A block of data
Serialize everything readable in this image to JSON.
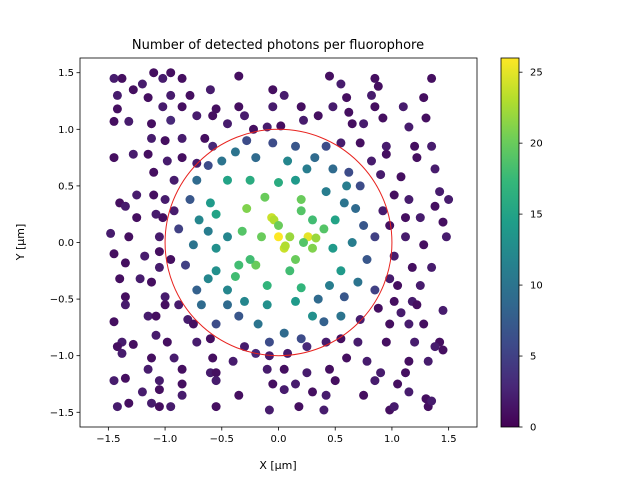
{
  "chart_data": {
    "type": "scatter",
    "title": "Number of detected photons per fluorophore",
    "xlabel": "X [μm]",
    "ylabel": "Y [μm]",
    "xlim": [
      -1.75,
      1.75
    ],
    "ylim": [
      -1.63,
      1.63
    ],
    "xticks": [
      "−1.5",
      "−1.0",
      "−0.5",
      "0.0",
      "0.5",
      "1.0",
      "1.5"
    ],
    "xtick_values": [
      -1.5,
      -1.0,
      -0.5,
      0.0,
      0.5,
      1.0,
      1.5
    ],
    "yticks": [
      "−1.5",
      "−1.0",
      "−0.5",
      "0.0",
      "0.5",
      "1.0",
      "1.5"
    ],
    "ytick_values": [
      -1.5,
      -1.0,
      -0.5,
      0.0,
      0.5,
      1.0,
      1.5
    ],
    "grid": false,
    "colormap": "viridis",
    "colorbar": {
      "range": [
        0,
        26
      ],
      "ticks": [
        "0",
        "5",
        "10",
        "15",
        "20",
        "25"
      ],
      "tick_values": [
        0,
        5,
        10,
        15,
        20,
        25
      ]
    },
    "circle": {
      "center": [
        0,
        0
      ],
      "radius": 1.0,
      "color": "#e8231f"
    },
    "points": [
      [
        0.0,
        0.05,
        26
      ],
      [
        0.26,
        0.05,
        25
      ],
      [
        0.05,
        -0.05,
        24
      ],
      [
        -0.06,
        0.22,
        24
      ],
      [
        -0.04,
        0.2,
        23
      ],
      [
        0.06,
        -0.03,
        23
      ],
      [
        0.33,
        0.04,
        22
      ],
      [
        -0.28,
        0.3,
        21
      ],
      [
        0.2,
        0.38,
        20
      ],
      [
        -0.12,
        0.4,
        20
      ],
      [
        -0.32,
        0.1,
        19
      ],
      [
        -0.2,
        -0.2,
        20
      ],
      [
        0.4,
        0.12,
        19
      ],
      [
        0.22,
        0.0,
        19
      ],
      [
        -0.35,
        -0.2,
        18
      ],
      [
        0.1,
        -0.25,
        18
      ],
      [
        0.2,
        -0.4,
        17
      ],
      [
        -0.1,
        -0.38,
        17
      ],
      [
        0.3,
        0.2,
        18
      ],
      [
        -0.38,
        -0.3,
        18
      ],
      [
        -0.45,
        0.55,
        15
      ],
      [
        -0.25,
        0.55,
        16
      ],
      [
        0.0,
        0.53,
        16
      ],
      [
        -0.55,
        0.25,
        15
      ],
      [
        -0.6,
        0.35,
        14
      ],
      [
        0.5,
        0.2,
        15
      ],
      [
        0.48,
        -0.05,
        14
      ],
      [
        0.55,
        -0.25,
        14
      ],
      [
        -0.55,
        -0.05,
        13
      ],
      [
        -0.62,
        -0.32,
        12
      ],
      [
        0.3,
        -0.65,
        13
      ],
      [
        0.15,
        -0.52,
        14
      ],
      [
        -0.3,
        -0.52,
        12
      ],
      [
        0.08,
        0.72,
        12
      ],
      [
        -0.45,
        0.05,
        12
      ],
      [
        -0.62,
        0.1,
        11
      ],
      [
        0.42,
        0.45,
        11
      ],
      [
        0.6,
        0.5,
        11
      ],
      [
        0.65,
        0.0,
        11
      ],
      [
        -0.7,
        0.2,
        12
      ],
      [
        -0.38,
        0.8,
        10
      ],
      [
        -0.5,
        0.72,
        10
      ],
      [
        0.25,
        0.65,
        11
      ],
      [
        -0.75,
        -0.02,
        10
      ],
      [
        0.7,
        -0.35,
        10
      ],
      [
        0.55,
        -0.65,
        10
      ],
      [
        -0.18,
        -0.72,
        10
      ],
      [
        -0.45,
        -0.55,
        9
      ],
      [
        -0.68,
        -0.55,
        9
      ],
      [
        0.05,
        -0.8,
        9
      ],
      [
        0.32,
        0.75,
        9
      ],
      [
        0.48,
        0.65,
        9
      ],
      [
        0.68,
        0.3,
        9
      ],
      [
        -0.72,
        0.55,
        9
      ],
      [
        0.35,
        -0.5,
        9
      ],
      [
        -0.2,
        0.75,
        9
      ],
      [
        0.0,
        0.15,
        20
      ],
      [
        0.3,
        -0.05,
        21
      ],
      [
        -0.25,
        -0.15,
        18
      ],
      [
        0.2,
        0.28,
        19
      ],
      [
        -0.55,
        -0.25,
        13
      ],
      [
        -0.72,
        -0.42,
        8
      ],
      [
        -0.35,
        -0.65,
        7
      ],
      [
        0.4,
        -0.7,
        8
      ],
      [
        0.58,
        -0.48,
        7
      ],
      [
        0.75,
        0.15,
        7
      ],
      [
        0.78,
        -0.15,
        7
      ],
      [
        -0.78,
        0.38,
        7
      ],
      [
        -0.62,
        0.68,
        6
      ],
      [
        0.15,
        0.85,
        7
      ],
      [
        -0.05,
        0.88,
        6
      ],
      [
        0.62,
        0.62,
        6
      ],
      [
        0.72,
        0.5,
        6
      ],
      [
        -0.28,
        0.9,
        6
      ],
      [
        0.42,
        0.85,
        6
      ],
      [
        -0.08,
        -0.88,
        6
      ],
      [
        0.2,
        -0.85,
        6
      ],
      [
        -0.55,
        -0.72,
        6
      ],
      [
        -0.82,
        -0.2,
        5
      ],
      [
        0.85,
        0.05,
        5
      ],
      [
        0.85,
        -0.42,
        5
      ],
      [
        -0.88,
        0.12,
        5
      ],
      [
        0.15,
        0.55,
        14
      ],
      [
        -0.1,
        -0.55,
        13
      ],
      [
        0.45,
        -0.38,
        11
      ],
      [
        -0.45,
        -0.42,
        12
      ],
      [
        0.58,
        0.35,
        10
      ],
      [
        0.1,
        0.05,
        22
      ],
      [
        -0.15,
        0.05,
        20
      ],
      [
        0.15,
        -0.15,
        20
      ],
      [
        -1.45,
        1.45,
        2
      ],
      [
        -1.38,
        1.45,
        1
      ],
      [
        -1.2,
        1.4,
        2
      ],
      [
        -1.1,
        1.5,
        1
      ],
      [
        -1.02,
        1.45,
        2
      ],
      [
        -0.95,
        1.5,
        1
      ],
      [
        -0.35,
        1.47,
        1
      ],
      [
        0.45,
        1.47,
        1
      ],
      [
        0.55,
        1.4,
        2
      ],
      [
        0.85,
        1.45,
        1
      ],
      [
        0.88,
        1.38,
        1
      ],
      [
        1.35,
        1.45,
        1
      ],
      [
        -1.42,
        1.3,
        2
      ],
      [
        -1.28,
        1.35,
        1
      ],
      [
        -1.15,
        1.28,
        1
      ],
      [
        -0.95,
        1.3,
        2
      ],
      [
        -0.78,
        1.3,
        1
      ],
      [
        0.6,
        1.28,
        1
      ],
      [
        0.82,
        1.3,
        2
      ],
      [
        1.28,
        1.28,
        1
      ],
      [
        -1.42,
        1.18,
        1
      ],
      [
        -1.02,
        1.2,
        2
      ],
      [
        -0.85,
        1.2,
        1
      ],
      [
        -0.55,
        1.18,
        1
      ],
      [
        -0.35,
        1.2,
        1
      ],
      [
        -0.05,
        1.2,
        2
      ],
      [
        0.2,
        1.2,
        1
      ],
      [
        0.48,
        1.2,
        2
      ],
      [
        0.85,
        1.2,
        1
      ],
      [
        1.1,
        1.2,
        2
      ],
      [
        -1.45,
        1.07,
        1
      ],
      [
        -1.32,
        1.07,
        2
      ],
      [
        -1.12,
        1.05,
        1
      ],
      [
        -0.95,
        1.08,
        3
      ],
      [
        -0.72,
        1.12,
        2
      ],
      [
        -0.58,
        1.12,
        1
      ],
      [
        -0.3,
        1.12,
        2
      ],
      [
        -0.22,
        1.0,
        1
      ],
      [
        -0.1,
        1.02,
        2
      ],
      [
        0.02,
        1.03,
        1
      ],
      [
        0.22,
        1.08,
        2
      ],
      [
        0.35,
        1.12,
        1
      ],
      [
        0.75,
        1.05,
        2
      ],
      [
        0.92,
        1.1,
        1
      ],
      [
        1.15,
        1.02,
        2
      ],
      [
        1.3,
        1.1,
        1
      ],
      [
        -1.12,
        0.92,
        2
      ],
      [
        -1.0,
        0.9,
        1
      ],
      [
        -0.85,
        0.92,
        2
      ],
      [
        -0.65,
        0.92,
        1
      ],
      [
        -0.58,
        0.85,
        3
      ],
      [
        0.55,
        0.88,
        2
      ],
      [
        0.72,
        0.88,
        1
      ],
      [
        0.95,
        0.85,
        2
      ],
      [
        1.2,
        0.85,
        1
      ],
      [
        1.35,
        0.85,
        2
      ],
      [
        -1.45,
        0.75,
        1
      ],
      [
        -1.28,
        0.78,
        2
      ],
      [
        -1.15,
        0.78,
        1
      ],
      [
        -0.98,
        0.72,
        2
      ],
      [
        -0.85,
        0.75,
        1
      ],
      [
        -0.72,
        0.7,
        2
      ],
      [
        0.82,
        0.72,
        2
      ],
      [
        0.95,
        0.78,
        1
      ],
      [
        1.22,
        0.75,
        1
      ],
      [
        1.38,
        0.65,
        2
      ],
      [
        -1.1,
        0.62,
        1
      ],
      [
        -0.92,
        0.55,
        2
      ],
      [
        0.9,
        0.6,
        2
      ],
      [
        1.08,
        0.58,
        1
      ],
      [
        -1.25,
        0.42,
        2
      ],
      [
        -1.1,
        0.42,
        1
      ],
      [
        -1.0,
        0.38,
        2
      ],
      [
        1.02,
        0.42,
        1
      ],
      [
        1.15,
        0.38,
        2
      ],
      [
        1.38,
        0.32,
        1
      ],
      [
        1.5,
        0.38,
        2
      ],
      [
        -1.4,
        0.35,
        1
      ],
      [
        -1.35,
        0.32,
        2
      ],
      [
        -1.02,
        0.22,
        1
      ],
      [
        -1.08,
        0.25,
        2
      ],
      [
        -1.25,
        0.22,
        1
      ],
      [
        -0.92,
        0.28,
        2
      ],
      [
        0.92,
        0.28,
        2
      ],
      [
        1.12,
        0.22,
        1
      ],
      [
        1.25,
        0.22,
        2
      ],
      [
        1.45,
        0.18,
        1
      ],
      [
        -1.48,
        0.08,
        2
      ],
      [
        -1.32,
        0.05,
        1
      ],
      [
        -1.05,
        0.05,
        2
      ],
      [
        0.98,
        0.15,
        1
      ],
      [
        1.12,
        0.05,
        2
      ],
      [
        1.28,
        -0.02,
        1
      ],
      [
        1.48,
        0.05,
        2
      ],
      [
        -1.05,
        -0.08,
        1
      ],
      [
        -1.18,
        -0.12,
        2
      ],
      [
        -1.35,
        -0.18,
        1
      ],
      [
        -1.05,
        -0.22,
        2
      ],
      [
        -0.95,
        -0.15,
        1
      ],
      [
        1.02,
        -0.12,
        2
      ],
      [
        1.18,
        -0.22,
        1
      ],
      [
        1.35,
        -0.22,
        2
      ],
      [
        -1.4,
        -0.32,
        1
      ],
      [
        -1.22,
        -0.32,
        2
      ],
      [
        -1.12,
        -0.35,
        1
      ],
      [
        0.98,
        -0.32,
        2
      ],
      [
        1.05,
        -0.38,
        1
      ],
      [
        1.25,
        -0.38,
        2
      ],
      [
        -1.35,
        -0.48,
        1
      ],
      [
        -1.0,
        -0.48,
        2
      ],
      [
        1.02,
        -0.52,
        1
      ],
      [
        1.18,
        -0.52,
        2
      ],
      [
        -1.35,
        -0.55,
        2
      ],
      [
        -1.0,
        -0.55,
        1
      ],
      [
        -0.88,
        -0.55,
        2
      ],
      [
        0.88,
        -0.58,
        1
      ],
      [
        1.08,
        -0.62,
        2
      ],
      [
        1.22,
        -0.55,
        1
      ],
      [
        -1.15,
        -0.65,
        2
      ],
      [
        -1.08,
        -0.65,
        1
      ],
      [
        -0.8,
        -0.68,
        2
      ],
      [
        -0.75,
        -0.72,
        1
      ],
      [
        0.72,
        -0.68,
        2
      ],
      [
        0.98,
        -0.72,
        1
      ],
      [
        1.15,
        -0.72,
        2
      ],
      [
        1.28,
        -0.72,
        1
      ],
      [
        -1.38,
        -0.88,
        2
      ],
      [
        -1.28,
        -0.9,
        1
      ],
      [
        -1.08,
        -0.82,
        2
      ],
      [
        -0.98,
        -0.88,
        1
      ],
      [
        -0.72,
        -0.88,
        2
      ],
      [
        -0.6,
        -0.85,
        1
      ],
      [
        -0.3,
        -0.92,
        2
      ],
      [
        -0.2,
        -0.98,
        3
      ],
      [
        -0.08,
        -1.0,
        2
      ],
      [
        0.08,
        -0.98,
        2
      ],
      [
        0.25,
        -0.92,
        3
      ],
      [
        0.42,
        -0.88,
        2
      ],
      [
        0.55,
        -0.85,
        1
      ],
      [
        0.7,
        -0.88,
        2
      ],
      [
        0.95,
        -0.88,
        1
      ],
      [
        1.2,
        -0.88,
        2
      ],
      [
        1.42,
        -0.88,
        1
      ],
      [
        1.38,
        -0.92,
        2
      ],
      [
        -1.42,
        -0.92,
        1
      ],
      [
        -1.38,
        -0.98,
        2
      ],
      [
        -1.12,
        -1.02,
        1
      ],
      [
        -0.92,
        -1.02,
        2
      ],
      [
        -0.58,
        -1.02,
        1
      ],
      [
        -0.4,
        -1.05,
        2
      ],
      [
        0.6,
        -1.02,
        1
      ],
      [
        0.78,
        -1.05,
        2
      ],
      [
        1.15,
        -1.05,
        1
      ],
      [
        1.32,
        -1.05,
        2
      ],
      [
        1.45,
        -0.95,
        1
      ],
      [
        -1.15,
        -1.12,
        2
      ],
      [
        -0.85,
        -1.12,
        1
      ],
      [
        -0.6,
        -1.15,
        2
      ],
      [
        -0.55,
        -1.15,
        1
      ],
      [
        -0.1,
        -1.12,
        2
      ],
      [
        0.05,
        -1.12,
        1
      ],
      [
        0.25,
        -1.15,
        2
      ],
      [
        0.45,
        -1.12,
        1
      ],
      [
        0.9,
        -1.15,
        2
      ],
      [
        1.12,
        -1.15,
        1
      ],
      [
        -1.45,
        -1.22,
        2
      ],
      [
        -1.35,
        -1.2,
        1
      ],
      [
        -1.05,
        -1.22,
        2
      ],
      [
        -0.85,
        -1.25,
        1
      ],
      [
        -0.55,
        -1.22,
        2
      ],
      [
        -0.05,
        -1.25,
        1
      ],
      [
        0.15,
        -1.25,
        2
      ],
      [
        0.5,
        -1.22,
        1
      ],
      [
        0.85,
        -1.22,
        2
      ],
      [
        1.05,
        -1.25,
        1
      ],
      [
        -1.2,
        -1.32,
        2
      ],
      [
        -1.05,
        -1.3,
        1
      ],
      [
        -0.85,
        -1.35,
        2
      ],
      [
        -0.35,
        -1.35,
        1
      ],
      [
        0.05,
        -1.3,
        2
      ],
      [
        0.3,
        -1.32,
        1
      ],
      [
        0.42,
        -1.35,
        2
      ],
      [
        0.75,
        -1.35,
        1
      ],
      [
        1.15,
        -1.32,
        2
      ],
      [
        1.3,
        -1.38,
        1
      ],
      [
        -1.42,
        -1.45,
        2
      ],
      [
        -1.32,
        -1.42,
        1
      ],
      [
        -1.12,
        -1.42,
        2
      ],
      [
        -1.05,
        -1.45,
        1
      ],
      [
        -0.95,
        -1.45,
        2
      ],
      [
        -0.55,
        -1.45,
        1
      ],
      [
        -0.08,
        -1.48,
        2
      ],
      [
        0.18,
        -1.45,
        1
      ],
      [
        0.4,
        -1.48,
        2
      ],
      [
        0.98,
        -1.48,
        1
      ],
      [
        1.02,
        -1.45,
        2
      ],
      [
        1.32,
        -1.45,
        1
      ],
      [
        1.35,
        -1.4,
        2
      ],
      [
        -0.85,
        1.45,
        1
      ],
      [
        0.05,
        1.3,
        2
      ],
      [
        -0.05,
        1.35,
        1
      ],
      [
        -0.45,
        1.05,
        2
      ],
      [
        0.65,
        1.05,
        1
      ],
      [
        1.42,
        0.45,
        2
      ],
      [
        -1.45,
        -0.1,
        1
      ],
      [
        1.45,
        -0.6,
        2
      ],
      [
        -1.45,
        -0.7,
        1
      ],
      [
        0.62,
        1.15,
        1
      ],
      [
        -0.6,
        1.35,
        2
      ]
    ]
  }
}
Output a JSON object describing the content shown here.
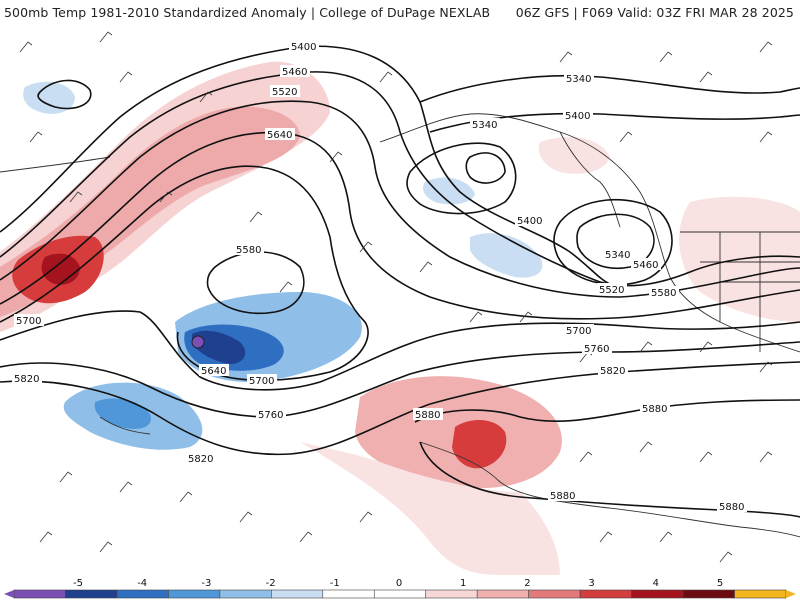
{
  "header": {
    "left_title": "500mb Temp 1981-2010 Standardized Anomaly | College of DuPage NEXLAB",
    "right_title": "06Z GFS | F069 Valid: 03Z FRI MAR 28 2025"
  },
  "contour_labels": [
    "5400",
    "5460",
    "5520",
    "5640",
    "5580",
    "5700",
    "5640",
    "5700",
    "5820",
    "5760",
    "5820",
    "5340",
    "5400",
    "5340",
    "5340",
    "5400",
    "5460",
    "5520",
    "5580",
    "5700",
    "5760",
    "5820",
    "5880",
    "5880",
    "5880",
    "5880"
  ],
  "colorbar": {
    "ticks": [
      "-5",
      "-4",
      "-3",
      "-2",
      "-1",
      "0",
      "1",
      "2",
      "3",
      "4",
      "5"
    ],
    "colors": [
      "#7b4fb3",
      "#1f3f8f",
      "#2f6fc2",
      "#4f97d9",
      "#8fbfe8",
      "#c9def2",
      "#ffffff",
      "#ffffff",
      "#f7d6d6",
      "#f0b0b0",
      "#e27a7a",
      "#d43d3d",
      "#a5141e",
      "#6e0b12",
      "#f2b720"
    ],
    "colors_meaning": "color scale from -5 to 5 standard deviations"
  }
}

**YOUR INSTRUCTIONS:** Extract only the lines from the line containing "Output a JSON" through the final line of the records; keep both ends and drop every picture.

**RESULT:**
Output a JSON object describing the content shown here.
{
  "header": {
    "left_title": "500mb Temp 1981-2010 Standardized Anomaly | College of DuPage NEXLAB",
    "right_title": "06Z GFS | F069 Valid: 03Z FRI MAR 28 2025"
  },
  "contour_labels": [
    "5400",
    "5460",
    "5520",
    "5640",
    "5580",
    "5700",
    "5640",
    "5700",
    "5820",
    "5760",
    "5820",
    "5340",
    "5400",
    "5340",
    "5340",
    "5400",
    "5460",
    "5520",
    "5580",
    "5700",
    "5760",
    "5820",
    "5880",
    "5880",
    "5880",
    "5880"
  ],
  "colorbar": {
    "ticks": [
      "-5",
      "-4",
      "-3",
      "-2",
      "-1",
      "0",
      "1",
      "2",
      "3",
      "4",
      "5"
    ],
    "colors": [
      "#7b4fb3",
      "#1f3f8f",
      "#2f6fc2",
      "#4f97d9",
      "#8fbfe8",
      "#c9def2",
      "#ffffff",
      "#ffffff",
      "#f7d6d6",
      "#f0b0b0",
      "#e27a7a",
      "#d43d3d",
      "#a5141e",
      "#6e0b12",
      "#f2b720"
    ],
    "colors_meaning": "color scale from -5 to 5 standard deviations"
  }
}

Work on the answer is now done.